:: Short exercise ::
Each record must be retyped in full. No character may differ.

:: Records for the exercise ::
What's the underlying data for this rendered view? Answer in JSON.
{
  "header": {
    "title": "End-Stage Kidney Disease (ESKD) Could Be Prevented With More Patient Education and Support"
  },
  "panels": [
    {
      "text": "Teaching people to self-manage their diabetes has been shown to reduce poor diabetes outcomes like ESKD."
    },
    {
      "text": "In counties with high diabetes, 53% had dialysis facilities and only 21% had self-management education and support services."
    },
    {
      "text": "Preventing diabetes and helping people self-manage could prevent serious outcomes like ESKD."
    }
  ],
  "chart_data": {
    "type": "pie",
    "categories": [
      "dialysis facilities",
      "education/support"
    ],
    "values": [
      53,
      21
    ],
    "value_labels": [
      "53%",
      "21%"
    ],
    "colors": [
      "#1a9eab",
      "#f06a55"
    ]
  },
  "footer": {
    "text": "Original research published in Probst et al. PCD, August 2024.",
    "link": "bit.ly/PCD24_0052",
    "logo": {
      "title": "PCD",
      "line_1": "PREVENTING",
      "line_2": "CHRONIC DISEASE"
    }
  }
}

:: Result for this task ::
What's the underlying data for this rendered view? Answer in JSON.
{
  "header": {
    "title": "End-Stage Kidney Disease (ESKD) Could Be Prevented With More Patient Education and Support"
  },
  "panels": [
    {
      "text": "Teaching people to self-manage their diabetes has been shown to reduce poor diabetes outcomes like ESKD."
    },
    {
      "text": "In counties with high diabetes, 53% had dialysis facilities and only 21% had self-management education and support services."
    },
    {
      "text": "Preventing diabetes and helping people self-manage could prevent serious outcomes like ESKD."
    }
  ],
  "chart_data": {
    "type": "pie",
    "categories": [
      "dialysis facilities",
      "education/support"
    ],
    "values": [
      53,
      21
    ],
    "value_labels": [
      "53%",
      "21%"
    ],
    "colors": [
      "#1a9eab",
      "#f06a55"
    ]
  },
  "footer": {
    "text": "Original research published in Probst et al. PCD, August 2024.",
    "link": "bit.ly/PCD24_0052",
    "logo": {
      "title": "PCD",
      "line_1": "PREVENTING",
      "line_2": "CHRONIC DISEASE"
    }
  }
}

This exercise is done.